**INPUT MATERIAL**
--- begin ---

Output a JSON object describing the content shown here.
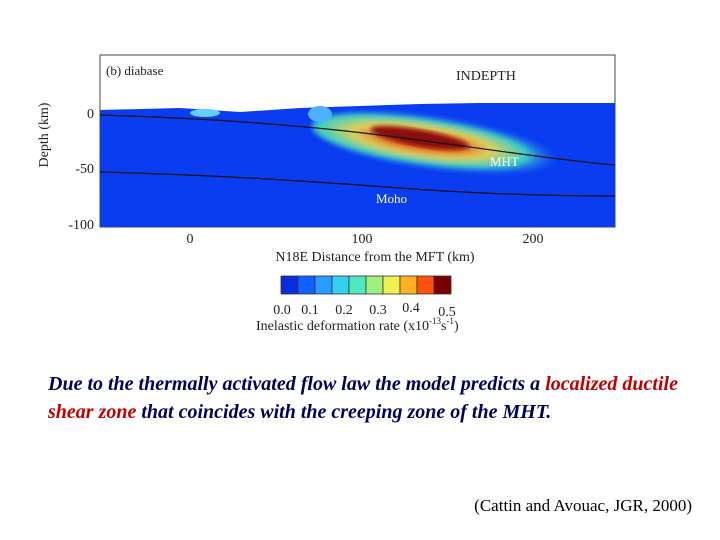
{
  "figure": {
    "panel_label": "(b) diabase",
    "site_label": "INDEPTH",
    "fault_label": "MHT",
    "moho_label": "Moho",
    "y_axis_label": "Depth (km)",
    "y_ticks": [
      "0",
      "-50",
      "-100"
    ],
    "x_ticks": [
      "0",
      "100",
      "200"
    ],
    "x_axis_label": "N18E Distance from the MFT (km)",
    "colorbar_ticks": [
      "0.0",
      "0.1",
      "0.2",
      "0.3",
      "0.4",
      "0.5"
    ],
    "colorbar_label": {
      "text": "Inelastic deformation rate (x10",
      "exp1": "-13",
      "unit": "s",
      "exp2": "-1",
      "close": ")"
    }
  },
  "caption": {
    "before": "Due to the thermally activated flow law the model predicts a ",
    "highlight": "localized ductile shear zone",
    "after": " that coincides with the creeping zone of the MHT."
  },
  "citation": "(Cattin and Avouac, JGR,  2000)"
}
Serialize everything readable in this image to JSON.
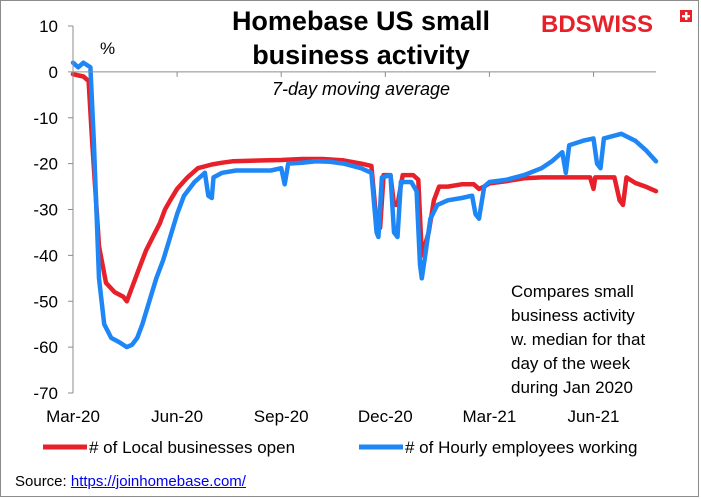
{
  "chart_data": {
    "type": "line",
    "title_lines": [
      "Homebase US small",
      "business activity"
    ],
    "subtitle": "7-day moving average",
    "unit_label": "%",
    "ylim": [
      -70,
      10
    ],
    "y_ticks": [
      10,
      0,
      -10,
      -20,
      -30,
      -40,
      -50,
      -60,
      -70
    ],
    "y_tick_labels": [
      "10",
      "0",
      "-10",
      "-20",
      "-30",
      "-40",
      "-50",
      "-60",
      "-70"
    ],
    "xlim": [
      0,
      16.8
    ],
    "x_ticks": [
      0,
      3,
      6,
      9,
      12,
      15
    ],
    "x_tick_labels": [
      "Mar-20",
      "Jun-20",
      "Sep-20",
      "Dec-20",
      "Mar-21",
      "Jun-21"
    ],
    "annotation_lines": [
      "Compares small",
      "business activity",
      "w. median for that",
      "day of the week",
      "during  Jan 2020"
    ],
    "series": [
      {
        "name": "# of Local businesses open",
        "color": "#e8202a",
        "points": [
          [
            0,
            -0.5
          ],
          [
            0.3,
            -1
          ],
          [
            0.45,
            -2
          ],
          [
            0.55,
            -15
          ],
          [
            0.75,
            -38
          ],
          [
            0.95,
            -46
          ],
          [
            1.2,
            -48
          ],
          [
            1.45,
            -49
          ],
          [
            1.55,
            -50
          ],
          [
            1.7,
            -47
          ],
          [
            1.9,
            -43
          ],
          [
            2.1,
            -39
          ],
          [
            2.3,
            -36
          ],
          [
            2.5,
            -33
          ],
          [
            2.65,
            -30
          ],
          [
            2.8,
            -28
          ],
          [
            3.0,
            -25.5
          ],
          [
            3.3,
            -23
          ],
          [
            3.6,
            -21
          ],
          [
            4.0,
            -20.2
          ],
          [
            4.3,
            -19.8
          ],
          [
            4.6,
            -19.5
          ],
          [
            5.0,
            -19.4
          ],
          [
            5.5,
            -19.3
          ],
          [
            6.0,
            -19.2
          ],
          [
            6.6,
            -19
          ],
          [
            7.2,
            -19
          ],
          [
            7.8,
            -19.3
          ],
          [
            8.3,
            -20
          ],
          [
            8.6,
            -20.5
          ],
          [
            8.75,
            -33
          ],
          [
            8.85,
            -34
          ],
          [
            8.95,
            -22.5
          ],
          [
            9.15,
            -22.5
          ],
          [
            9.25,
            -29
          ],
          [
            9.35,
            -29
          ],
          [
            9.5,
            -22.5
          ],
          [
            9.8,
            -22.5
          ],
          [
            9.95,
            -23.5
          ],
          [
            10.05,
            -40
          ],
          [
            10.25,
            -35
          ],
          [
            10.4,
            -28
          ],
          [
            10.55,
            -25
          ],
          [
            10.8,
            -25
          ],
          [
            11.2,
            -24.5
          ],
          [
            11.55,
            -24.5
          ],
          [
            11.7,
            -25.5
          ],
          [
            11.85,
            -25
          ],
          [
            12.0,
            -24.3
          ],
          [
            12.5,
            -23.8
          ],
          [
            13.0,
            -23.2
          ],
          [
            13.5,
            -23
          ],
          [
            14.0,
            -23
          ],
          [
            14.5,
            -23
          ],
          [
            14.9,
            -23
          ],
          [
            15.0,
            -25.5
          ],
          [
            15.05,
            -23
          ],
          [
            15.6,
            -23
          ],
          [
            15.75,
            -28
          ],
          [
            15.85,
            -29
          ],
          [
            15.95,
            -23
          ],
          [
            16.2,
            -24.2
          ],
          [
            16.5,
            -25
          ],
          [
            16.8,
            -26
          ]
        ]
      },
      {
        "name": "# of Hourly employees working",
        "color": "#1f87f5",
        "points": [
          [
            0,
            2
          ],
          [
            0.15,
            1
          ],
          [
            0.3,
            2
          ],
          [
            0.4,
            1.5
          ],
          [
            0.5,
            1
          ],
          [
            0.6,
            -15
          ],
          [
            0.75,
            -45
          ],
          [
            0.9,
            -55
          ],
          [
            1.1,
            -58
          ],
          [
            1.35,
            -59
          ],
          [
            1.55,
            -60
          ],
          [
            1.7,
            -59.5
          ],
          [
            1.85,
            -58
          ],
          [
            2.0,
            -55
          ],
          [
            2.2,
            -50
          ],
          [
            2.4,
            -45
          ],
          [
            2.6,
            -41
          ],
          [
            2.8,
            -36
          ],
          [
            3.0,
            -31
          ],
          [
            3.2,
            -27
          ],
          [
            3.5,
            -24
          ],
          [
            3.8,
            -22
          ],
          [
            3.9,
            -27
          ],
          [
            4.0,
            -27.5
          ],
          [
            4.05,
            -23
          ],
          [
            4.3,
            -22
          ],
          [
            4.7,
            -21.5
          ],
          [
            5.2,
            -21.5
          ],
          [
            5.7,
            -21.5
          ],
          [
            6.0,
            -21
          ],
          [
            6.1,
            -24.5
          ],
          [
            6.2,
            -20
          ],
          [
            6.6,
            -19.8
          ],
          [
            7.0,
            -19.5
          ],
          [
            7.4,
            -19.6
          ],
          [
            7.8,
            -20
          ],
          [
            8.3,
            -21
          ],
          [
            8.6,
            -22
          ],
          [
            8.75,
            -35
          ],
          [
            8.8,
            -36
          ],
          [
            8.9,
            -23
          ],
          [
            9.15,
            -22.5
          ],
          [
            9.25,
            -35
          ],
          [
            9.35,
            -36
          ],
          [
            9.45,
            -24
          ],
          [
            9.75,
            -24
          ],
          [
            9.9,
            -26
          ],
          [
            10.0,
            -42
          ],
          [
            10.05,
            -45
          ],
          [
            10.15,
            -40
          ],
          [
            10.3,
            -32
          ],
          [
            10.5,
            -29
          ],
          [
            10.8,
            -28
          ],
          [
            11.2,
            -27.5
          ],
          [
            11.5,
            -27
          ],
          [
            11.6,
            -31
          ],
          [
            11.7,
            -32
          ],
          [
            11.85,
            -25
          ],
          [
            12.0,
            -24
          ],
          [
            12.5,
            -23.5
          ],
          [
            13.0,
            -22.5
          ],
          [
            13.5,
            -21
          ],
          [
            13.8,
            -19.5
          ],
          [
            14.1,
            -17.5
          ],
          [
            14.2,
            -22
          ],
          [
            14.3,
            -16
          ],
          [
            14.7,
            -15
          ],
          [
            15.0,
            -14.5
          ],
          [
            15.1,
            -20
          ],
          [
            15.2,
            -21
          ],
          [
            15.3,
            -14.5
          ],
          [
            15.8,
            -13.5
          ],
          [
            16.2,
            -15
          ],
          [
            16.5,
            -17
          ],
          [
            16.8,
            -19.5
          ]
        ]
      }
    ]
  },
  "brand": {
    "text": "BDSWISS",
    "color": "#e8202a"
  },
  "source": {
    "label": "Source:",
    "link_text": "https://joinhomebase.com/"
  }
}
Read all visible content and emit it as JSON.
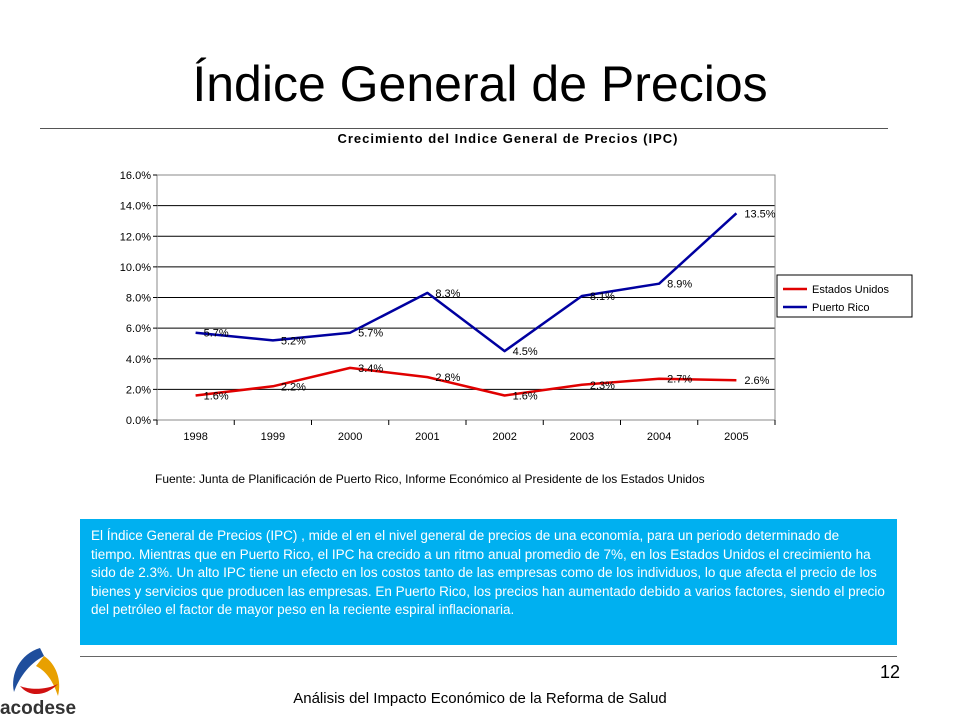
{
  "slide": {
    "title": "Índice General de Precios",
    "source": "Fuente: Junta de Planificación de Puerto Rico, Informe Económico al Presidente de los Estados Unidos",
    "body": "El Índice General de Precios (IPC) , mide el en el nivel general  de precios de una economía, para un periodo determinado de tiempo. Mientras que en Puerto Rico, el IPC ha crecido a un ritmo anual promedio de 7%, en los Estados Unidos el crecimiento ha sido de 2.3%.  Un alto IPC tiene un efecto en los costos tanto de las empresas como de los individuos, lo que afecta el precio de los bienes y servicios que producen las empresas. En Puerto Rico, los precios han aumentado debido a varios factores, siendo el precio del petróleo el factor de mayor peso en la reciente espiral inflacionaria.",
    "page_number": "12",
    "footer": "Análisis del Impacto Económico de la Reforma de Salud",
    "logo_text": "acodese"
  },
  "chart_data": {
    "type": "line",
    "title": "Crecimiento del Indice General de Precios (IPC)",
    "categories": [
      "1998",
      "1999",
      "2000",
      "2001",
      "2002",
      "2003",
      "2004",
      "2005"
    ],
    "series": [
      {
        "name": "Estados Unidos",
        "color": "#e00000",
        "values": [
          1.6,
          2.2,
          3.4,
          2.8,
          1.6,
          2.3,
          2.7,
          2.6
        ],
        "labels": [
          "1.6%",
          "2.2%",
          "3.4%",
          "2.8%",
          "1.6%",
          "2.3%",
          "2.7%",
          "2.6%"
        ]
      },
      {
        "name": "Puerto Rico",
        "color": "#0000a0",
        "values": [
          5.7,
          5.2,
          5.7,
          8.3,
          4.5,
          8.1,
          8.9,
          13.5
        ],
        "labels": [
          "5.7%",
          "5.2%",
          "5.7%",
          "8.3%",
          "4.5%",
          "8.1%",
          "8.9%",
          "13.5%"
        ]
      }
    ],
    "yticks": [
      "0.0%",
      "2.0%",
      "4.0%",
      "6.0%",
      "8.0%",
      "10.0%",
      "12.0%",
      "14.0%",
      "16.0%"
    ],
    "ylim": [
      0,
      16
    ],
    "grid": true,
    "legend": "right"
  }
}
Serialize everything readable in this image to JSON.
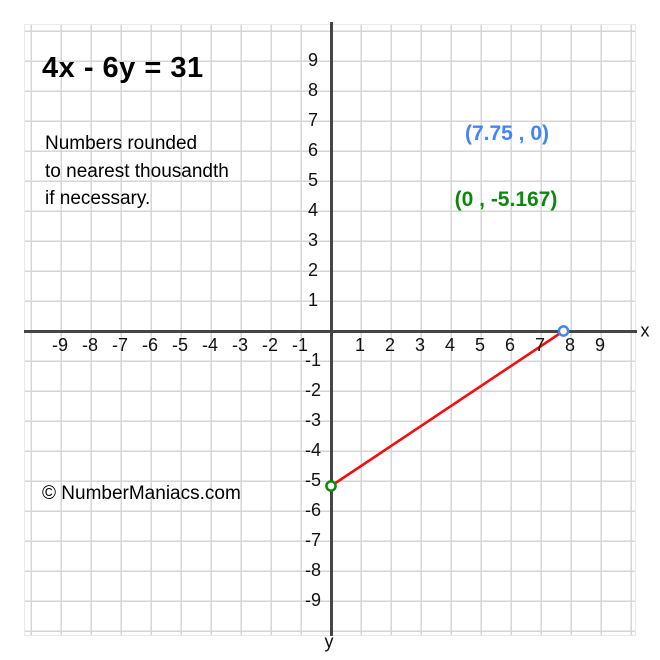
{
  "title": "4x - 6y = 31",
  "note": {
    "lines": [
      "Numbers rounded",
      "to nearest thousandth",
      "if necessary."
    ]
  },
  "intercept_labels": {
    "x_intercept": "(7.75 , 0)",
    "y_intercept": "(0 , -5.167)"
  },
  "axis_letters": {
    "x": "x",
    "y": "y"
  },
  "watermark": "© NumberManiacs.com",
  "colors": {
    "grid": "#d6d6d6",
    "plot_border": "#e9e9e9",
    "axis": "#454545",
    "line": "#f01010",
    "x_intercept": "#4285f4",
    "y_intercept": "#0e870e"
  },
  "chart_data": {
    "type": "line",
    "equation": "4x - 6y = 31",
    "title": "4x - 6y = 31",
    "xlabel": "x",
    "ylabel": "y",
    "xlim": [
      -10.2,
      10.2
    ],
    "ylim": [
      -10.2,
      10.2
    ],
    "grid": true,
    "unit_per_gridline": 1,
    "x_ticks": [
      -9,
      -8,
      -7,
      -6,
      -5,
      -4,
      -3,
      -2,
      -1,
      1,
      2,
      3,
      4,
      5,
      6,
      7,
      8,
      9
    ],
    "y_ticks": [
      -9,
      -8,
      -7,
      -6,
      -5,
      -4,
      -3,
      -2,
      -1,
      1,
      2,
      3,
      4,
      5,
      6,
      7,
      8,
      9
    ],
    "x_intercept": 7.75,
    "y_intercept": -5.167,
    "segment": {
      "from": {
        "x": 0,
        "y": -5.167,
        "point_color": "#0e870e"
      },
      "to": {
        "x": 7.75,
        "y": 0,
        "point_color": "#4285f4"
      },
      "color": "#f01010"
    }
  }
}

--- end ---

**DO THIS**
Only the count is wanted: report how many lines of the material above hold the word "Índice".

**TASK SOLUTION**
2